Excerpted text >>
┄┄┄┄┄┄
Leaked iPhone 7 assembly instructions reveal a second mic, haptic Home button

iPhone 7 drawings speaker grille NowhereElse 002

iPhone 7 dummies and alleged components that have been leaking out of Asia in the past few months have more or less consistently shown a second speaker grille to the left of the Lightning port at the bottom. Many people are convinced that the removal of the 3.5mm headphone jack has created space inside the device for another speaker, indicating that the next iPhone may finally have stereo sound.

That conventional wisdom is now called into question as French blog NowhereElse.fr points us to alleged technical drawings, obtained from a Foxconn plant, suggesting that another mic, not a speaker, may be hiding behind these additional speaker holes.

NOTE: This article originally speculated that the left speaker grille might be “just for the looks” as the drawings didn’t appear to mention another speaker in place of the 3.5mm headphone jack. We apologize for this error, stemming from a misinterpretation of a machine-translated version of the original article in French.

Chinese text on the purported assembly instructions suggests that a second set of speaker holes to the left of the Lightning port, where current devices have the 3.5mm headphone jack, could be a microphone mesh. NowhereElse agrees that there appears to be a mic behind the left speaker grille, but not another speaker.

iPhone 7 drawings speaker grille NowhereElse 001

You know what else these alleged internal assembly instruction drawings seem to “confirm”? A haptic Home button. But I digress—back to the speaker holes. As MacRumors observes, “most of the secondary holes would be non-functional, except for the one furthest to the right, which would double as a microphone,” adding that a previous design drawing has depicted the left speaker grille as ornamental.

iPhone-7-speaker-grille-closed-off

Those previously leaked CAD renderings can be seen above.

In these photos, “the secondary holes are not cut all the way through except for what would be normally be the microphone hole,” writes the publication.

It’s entirely possible that some joker out there has faked these drawings in Photoshop so I’d take this one with a grain of salt if I were you.
┄┄┄┄┄┄
Extracted records >>
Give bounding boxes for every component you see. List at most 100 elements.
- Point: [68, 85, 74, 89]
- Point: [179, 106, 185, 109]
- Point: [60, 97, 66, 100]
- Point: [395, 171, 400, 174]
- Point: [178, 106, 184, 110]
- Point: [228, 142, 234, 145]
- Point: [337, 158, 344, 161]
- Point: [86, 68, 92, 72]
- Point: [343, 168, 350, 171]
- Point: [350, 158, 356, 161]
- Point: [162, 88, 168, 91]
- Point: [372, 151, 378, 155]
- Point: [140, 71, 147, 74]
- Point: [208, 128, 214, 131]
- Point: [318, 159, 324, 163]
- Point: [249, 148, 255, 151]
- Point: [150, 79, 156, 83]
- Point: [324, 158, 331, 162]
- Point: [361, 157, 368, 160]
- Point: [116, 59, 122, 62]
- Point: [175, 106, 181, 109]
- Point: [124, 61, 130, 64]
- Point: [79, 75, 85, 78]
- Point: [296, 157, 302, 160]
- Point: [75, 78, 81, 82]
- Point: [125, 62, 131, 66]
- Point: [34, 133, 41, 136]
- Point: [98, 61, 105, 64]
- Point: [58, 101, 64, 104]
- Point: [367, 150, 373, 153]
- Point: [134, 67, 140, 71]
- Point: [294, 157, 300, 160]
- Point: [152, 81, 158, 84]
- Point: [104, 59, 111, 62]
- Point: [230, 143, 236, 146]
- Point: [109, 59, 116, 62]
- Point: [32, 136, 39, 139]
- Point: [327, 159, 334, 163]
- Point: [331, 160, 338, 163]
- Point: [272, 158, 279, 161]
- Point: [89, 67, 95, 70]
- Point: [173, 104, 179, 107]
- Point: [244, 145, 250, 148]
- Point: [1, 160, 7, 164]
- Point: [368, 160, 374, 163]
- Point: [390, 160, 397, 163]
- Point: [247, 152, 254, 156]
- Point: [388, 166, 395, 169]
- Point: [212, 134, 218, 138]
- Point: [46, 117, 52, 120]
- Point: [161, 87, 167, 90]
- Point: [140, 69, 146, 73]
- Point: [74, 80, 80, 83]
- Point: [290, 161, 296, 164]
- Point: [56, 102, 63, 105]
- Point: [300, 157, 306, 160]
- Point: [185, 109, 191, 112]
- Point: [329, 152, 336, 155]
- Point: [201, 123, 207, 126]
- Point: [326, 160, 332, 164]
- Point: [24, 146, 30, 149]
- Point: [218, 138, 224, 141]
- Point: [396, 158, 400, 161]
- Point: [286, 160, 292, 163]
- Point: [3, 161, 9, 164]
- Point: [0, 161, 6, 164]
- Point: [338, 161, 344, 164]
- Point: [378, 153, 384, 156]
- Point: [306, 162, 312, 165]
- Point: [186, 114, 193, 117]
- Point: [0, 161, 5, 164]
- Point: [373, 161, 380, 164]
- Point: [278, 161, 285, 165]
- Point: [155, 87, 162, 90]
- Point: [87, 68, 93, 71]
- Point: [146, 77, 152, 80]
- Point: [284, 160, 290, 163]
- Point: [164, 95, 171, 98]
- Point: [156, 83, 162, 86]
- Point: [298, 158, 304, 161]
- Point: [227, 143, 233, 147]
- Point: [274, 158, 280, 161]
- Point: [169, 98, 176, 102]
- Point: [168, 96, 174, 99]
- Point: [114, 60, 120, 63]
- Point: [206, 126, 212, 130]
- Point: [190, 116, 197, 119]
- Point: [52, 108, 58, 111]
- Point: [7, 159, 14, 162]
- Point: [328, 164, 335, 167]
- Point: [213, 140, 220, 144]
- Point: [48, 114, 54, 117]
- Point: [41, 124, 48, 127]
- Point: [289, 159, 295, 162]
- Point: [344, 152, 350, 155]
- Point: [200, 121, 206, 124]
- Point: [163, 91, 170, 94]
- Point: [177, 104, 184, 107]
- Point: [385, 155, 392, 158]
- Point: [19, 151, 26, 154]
┄┄┄┄┄┄
Your goal >> Decide whether each statement agrees with the article on the leaked iPhone 7 assembly instructions, answering yes or no and quoting the deciding words: 1. NowhereElse.fr holds that a mic, not another speaker, appears to sit behind the left speaker grille. 2. The drawings were reportedly obtained from a Samsung plant. 3. The author advises readers to treat the drawings as certainly genuine.

Written answer >>
1. Yes: "NowhereElse agrees that there appears to be a mic behind the left speaker grille, but not another speaker."
2. No: "obtained from a Foxconn plant"
3. No: "I’d take this one with a grain of salt if I were you"